### WORK REQUIRED
Starting at the line that contains "Extract all readable text from this page.", copy each line through the final one exactly as written.

### EXCERPTED DATA
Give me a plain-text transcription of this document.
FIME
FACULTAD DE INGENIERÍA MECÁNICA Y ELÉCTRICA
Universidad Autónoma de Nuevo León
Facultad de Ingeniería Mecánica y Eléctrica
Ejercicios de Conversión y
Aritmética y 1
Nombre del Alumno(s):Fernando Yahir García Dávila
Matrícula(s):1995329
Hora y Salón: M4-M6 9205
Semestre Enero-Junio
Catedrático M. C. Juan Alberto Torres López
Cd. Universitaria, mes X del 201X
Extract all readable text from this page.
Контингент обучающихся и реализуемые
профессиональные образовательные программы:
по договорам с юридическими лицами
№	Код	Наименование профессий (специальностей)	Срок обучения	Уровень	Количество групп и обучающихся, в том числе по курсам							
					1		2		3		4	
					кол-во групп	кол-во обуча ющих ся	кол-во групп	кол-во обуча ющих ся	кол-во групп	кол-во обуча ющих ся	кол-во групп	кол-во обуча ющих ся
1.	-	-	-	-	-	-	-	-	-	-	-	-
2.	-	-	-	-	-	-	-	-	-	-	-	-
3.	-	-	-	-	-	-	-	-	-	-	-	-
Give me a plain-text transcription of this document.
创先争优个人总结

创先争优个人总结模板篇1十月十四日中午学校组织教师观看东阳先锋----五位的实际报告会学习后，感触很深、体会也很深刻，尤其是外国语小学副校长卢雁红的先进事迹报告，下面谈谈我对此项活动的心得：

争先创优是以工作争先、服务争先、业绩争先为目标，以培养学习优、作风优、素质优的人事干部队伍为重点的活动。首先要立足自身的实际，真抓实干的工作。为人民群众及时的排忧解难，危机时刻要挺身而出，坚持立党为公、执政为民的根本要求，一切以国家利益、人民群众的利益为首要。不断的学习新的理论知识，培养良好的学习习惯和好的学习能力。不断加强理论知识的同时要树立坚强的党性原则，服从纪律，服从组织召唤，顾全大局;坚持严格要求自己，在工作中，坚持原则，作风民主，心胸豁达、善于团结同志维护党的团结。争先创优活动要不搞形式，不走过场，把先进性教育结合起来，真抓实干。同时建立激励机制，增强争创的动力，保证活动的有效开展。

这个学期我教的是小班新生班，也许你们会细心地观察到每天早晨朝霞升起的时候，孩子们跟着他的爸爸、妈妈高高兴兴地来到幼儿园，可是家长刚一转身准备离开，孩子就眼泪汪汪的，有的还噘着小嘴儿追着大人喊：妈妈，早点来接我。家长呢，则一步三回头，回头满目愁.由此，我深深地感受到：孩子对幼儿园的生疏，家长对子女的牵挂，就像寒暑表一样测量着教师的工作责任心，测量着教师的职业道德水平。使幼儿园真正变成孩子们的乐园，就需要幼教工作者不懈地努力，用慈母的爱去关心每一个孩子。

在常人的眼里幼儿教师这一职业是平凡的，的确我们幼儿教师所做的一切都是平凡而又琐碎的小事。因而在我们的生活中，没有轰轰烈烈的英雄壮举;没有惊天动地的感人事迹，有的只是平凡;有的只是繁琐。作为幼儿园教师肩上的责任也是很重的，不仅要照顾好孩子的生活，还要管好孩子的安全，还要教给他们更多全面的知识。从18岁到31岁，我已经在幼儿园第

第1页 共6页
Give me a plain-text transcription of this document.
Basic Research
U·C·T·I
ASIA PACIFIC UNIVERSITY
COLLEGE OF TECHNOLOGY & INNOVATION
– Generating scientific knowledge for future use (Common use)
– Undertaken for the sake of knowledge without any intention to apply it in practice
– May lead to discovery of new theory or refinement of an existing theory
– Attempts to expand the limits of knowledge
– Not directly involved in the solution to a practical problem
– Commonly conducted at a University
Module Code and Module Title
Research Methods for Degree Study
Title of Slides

### SOLUTION FOR THIS TASK
Extract all readable text from this page.
Контингент обучающихся и реализуемые
профессиональные образовательные программы:
по договорам с юридическими лицами
№	Код	Наименование профессий (специальностей)	Срок обучения	Уровень	Количество групп и обучающихся, в том числе по курсам							
					1		2		3		4	
					кол-во групп	кол-во обуча ющих ся	кол-во групп	кол-во обуча ющих ся	кол-во групп	кол-во обуча ющих ся	кол-во групп	кол-во обуча ющих ся
1.	-	-	-	-	-	-	-	-	-	-	-	-
2.	-	-	-	-	-	-	-	-	-	-	-	-
3.	-	-	-	-	-	-	-	-	-	-	-	-
Give me a plain-text transcription of this document.
创先争优个人总结

创先争优个人总结模板篇1十月十四日中午学校组织教师观看东阳先锋----五位的实际报告会学习后，感触很深、体会也很深刻，尤其是外国语小学副校长卢雁红的先进事迹报告，下面谈谈我对此项活动的心得：

争先创优是以工作争先、服务争先、业绩争先为目标，以培养学习优、作风优、素质优的人事干部队伍为重点的活动。首先要立足自身的实际，真抓实干的工作。为人民群众及时的排忧解难，危机时刻要挺身而出，坚持立党为公、执政为民的根本要求，一切以国家利益、人民群众的利益为首要。不断的学习新的理论知识，培养良好的学习习惯和好的学习能力。不断加强理论知识的同时要树立坚强的党性原则，服从纪律，服从组织召唤，顾全大局;坚持严格要求自己，在工作中，坚持原则，作风民主，心胸豁达、善于团结同志维护党的团结。争先创优活动要不搞形式，不走过场，把先进性教育结合起来，真抓实干。同时建立激励机制，增强争创的动力，保证活动的有效开展。

这个学期我教的是小班新生班，也许你们会细心地观察到每天早晨朝霞升起的时候，孩子们跟着他的爸爸、妈妈高高兴兴地来到幼儿园，可是家长刚一转身准备离开，孩子就眼泪汪汪的，有的还噘着小嘴儿追着大人喊：妈妈，早点来接我。家长呢，则一步三回头，回头满目愁.由此，我深深地感受到：孩子对幼儿园的生疏，家长对子女的牵挂，就像寒暑表一样测量着教师的工作责任心，测量着教师的职业道德水平。使幼儿园真正变成孩子们的乐园，就需要幼教工作者不懈地努力，用慈母的爱去关心每一个孩子。

在常人的眼里幼儿教师这一职业是平凡的，的确我们幼儿教师所做的一切都是平凡而又琐碎的小事。因而在我们的生活中，没有轰轰烈烈的英雄壮举;没有惊天动地的感人事迹，有的只是平凡;有的只是繁琐。作为幼儿园教师肩上的责任也是很重的，不仅要照顾好孩子的生活，还要管好孩子的安全，还要教给他们更多全面的知识。从18岁到31岁，我已经在幼儿园第

第1页 共6页
Give me a plain-text transcription of this document.
Basic Research
U·C·T·I
ASIA PACIFIC UNIVERSITY
COLLEGE OF TECHNOLOGY & INNOVATION
– Generating scientific knowledge for future use (Common use)
– Undertaken for the sake of knowledge without any intention to apply it in practice
– May lead to discovery of new theory or refinement of an existing theory
– Attempts to expand the limits of knowledge
– Not directly involved in the solution to a practical problem
– Commonly conducted at a University
Module Code and Module Title
Research Methods for Degree Study
Title of Slides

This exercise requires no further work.